= Exercise description =
Find each line with the word "color" and copy it.

* * * * * * * * *

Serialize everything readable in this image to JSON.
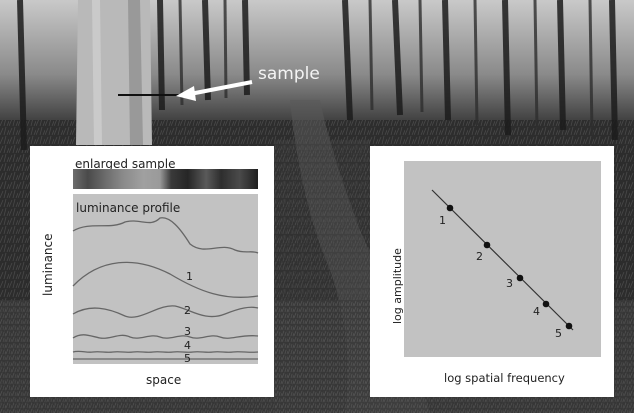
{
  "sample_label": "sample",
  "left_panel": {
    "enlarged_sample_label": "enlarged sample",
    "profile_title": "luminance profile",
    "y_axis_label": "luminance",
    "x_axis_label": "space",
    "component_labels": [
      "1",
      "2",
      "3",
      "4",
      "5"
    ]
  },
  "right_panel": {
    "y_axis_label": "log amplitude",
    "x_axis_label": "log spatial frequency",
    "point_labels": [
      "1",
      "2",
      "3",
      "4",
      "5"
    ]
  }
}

* * * * * * * * *

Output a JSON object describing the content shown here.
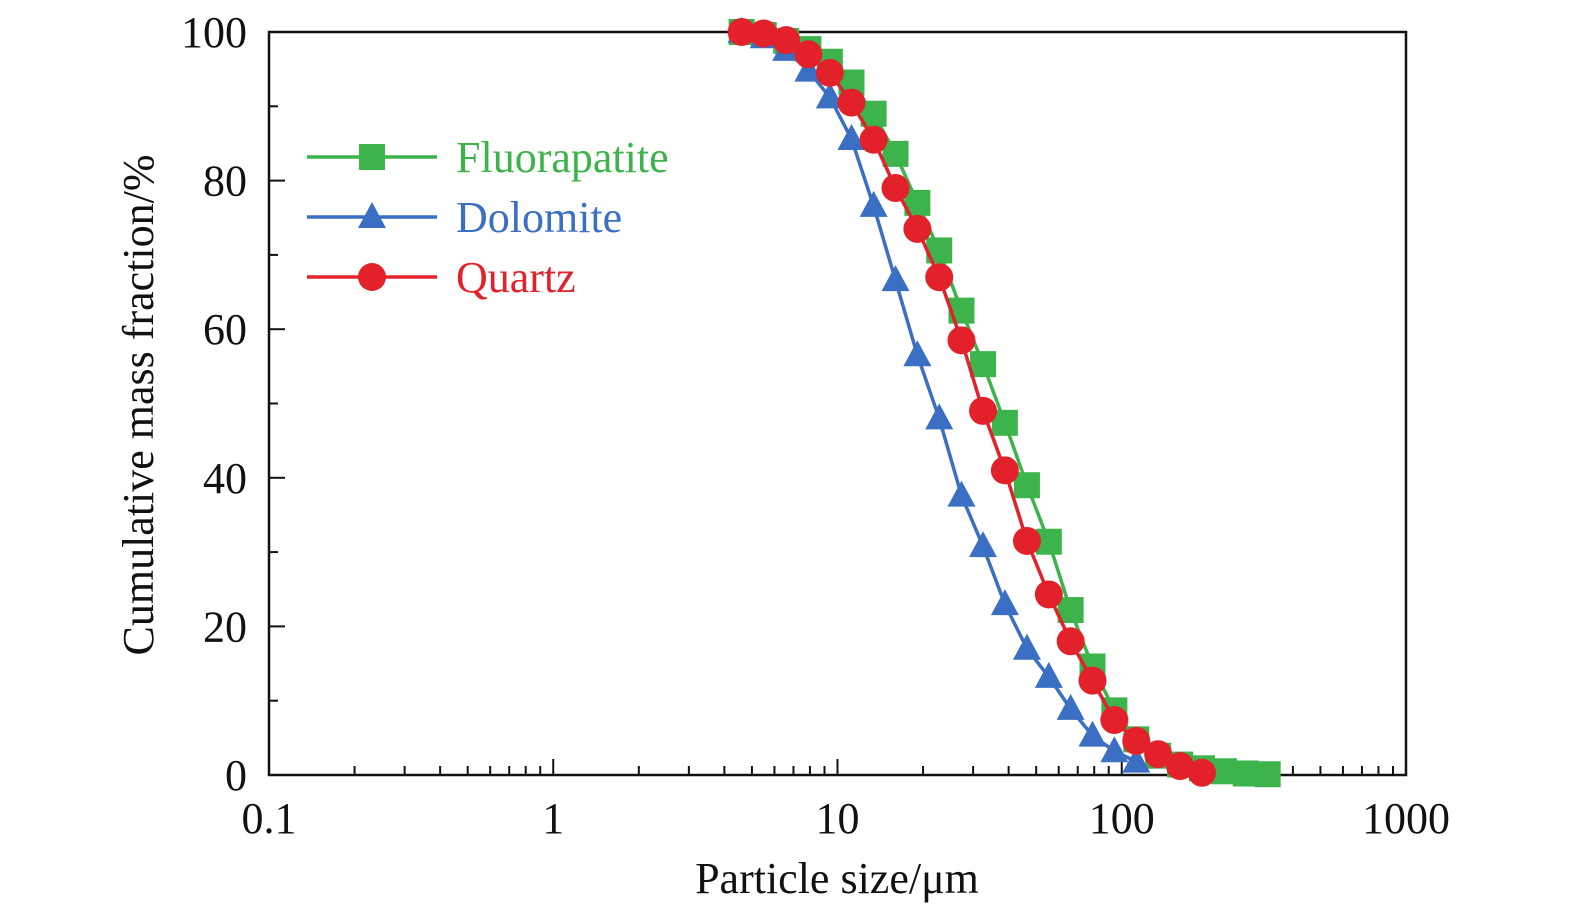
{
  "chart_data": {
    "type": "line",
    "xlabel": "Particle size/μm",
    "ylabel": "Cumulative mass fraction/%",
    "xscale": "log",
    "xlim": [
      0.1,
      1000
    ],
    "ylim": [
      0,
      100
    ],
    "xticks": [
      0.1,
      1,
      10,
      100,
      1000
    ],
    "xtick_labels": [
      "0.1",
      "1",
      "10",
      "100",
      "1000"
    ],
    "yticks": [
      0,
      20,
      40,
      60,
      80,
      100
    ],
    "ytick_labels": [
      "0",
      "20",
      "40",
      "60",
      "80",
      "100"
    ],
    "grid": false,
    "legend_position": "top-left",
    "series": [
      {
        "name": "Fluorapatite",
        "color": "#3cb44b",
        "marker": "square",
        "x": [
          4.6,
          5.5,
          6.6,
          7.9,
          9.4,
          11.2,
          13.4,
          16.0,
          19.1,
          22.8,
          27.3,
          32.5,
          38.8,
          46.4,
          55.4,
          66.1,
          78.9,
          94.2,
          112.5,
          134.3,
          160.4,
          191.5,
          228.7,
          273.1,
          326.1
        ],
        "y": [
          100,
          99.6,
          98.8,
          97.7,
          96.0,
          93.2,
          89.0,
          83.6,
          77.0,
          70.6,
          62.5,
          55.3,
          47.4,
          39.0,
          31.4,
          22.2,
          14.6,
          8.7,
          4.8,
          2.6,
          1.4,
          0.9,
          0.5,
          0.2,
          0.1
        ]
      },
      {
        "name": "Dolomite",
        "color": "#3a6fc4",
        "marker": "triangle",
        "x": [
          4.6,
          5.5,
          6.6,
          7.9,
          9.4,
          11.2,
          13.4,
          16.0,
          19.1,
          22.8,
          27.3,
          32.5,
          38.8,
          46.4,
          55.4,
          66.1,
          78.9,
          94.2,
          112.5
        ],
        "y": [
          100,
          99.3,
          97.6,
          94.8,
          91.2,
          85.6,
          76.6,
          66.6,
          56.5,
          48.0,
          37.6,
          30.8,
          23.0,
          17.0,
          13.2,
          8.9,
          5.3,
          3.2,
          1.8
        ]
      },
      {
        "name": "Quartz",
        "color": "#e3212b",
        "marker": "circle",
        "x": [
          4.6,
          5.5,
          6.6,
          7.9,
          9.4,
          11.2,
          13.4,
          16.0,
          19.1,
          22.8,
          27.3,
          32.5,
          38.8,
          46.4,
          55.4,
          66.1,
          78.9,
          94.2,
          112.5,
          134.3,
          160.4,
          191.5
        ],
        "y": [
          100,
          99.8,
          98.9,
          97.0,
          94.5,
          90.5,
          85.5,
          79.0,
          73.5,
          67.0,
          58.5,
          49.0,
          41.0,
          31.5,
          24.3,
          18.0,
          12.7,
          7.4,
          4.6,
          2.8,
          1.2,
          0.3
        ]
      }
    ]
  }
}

* * * * * * * * *

= Response for this exercise =
        "color": "#3cb44b",
        "color": "#3a6fc4",
        "color": "#e3212b",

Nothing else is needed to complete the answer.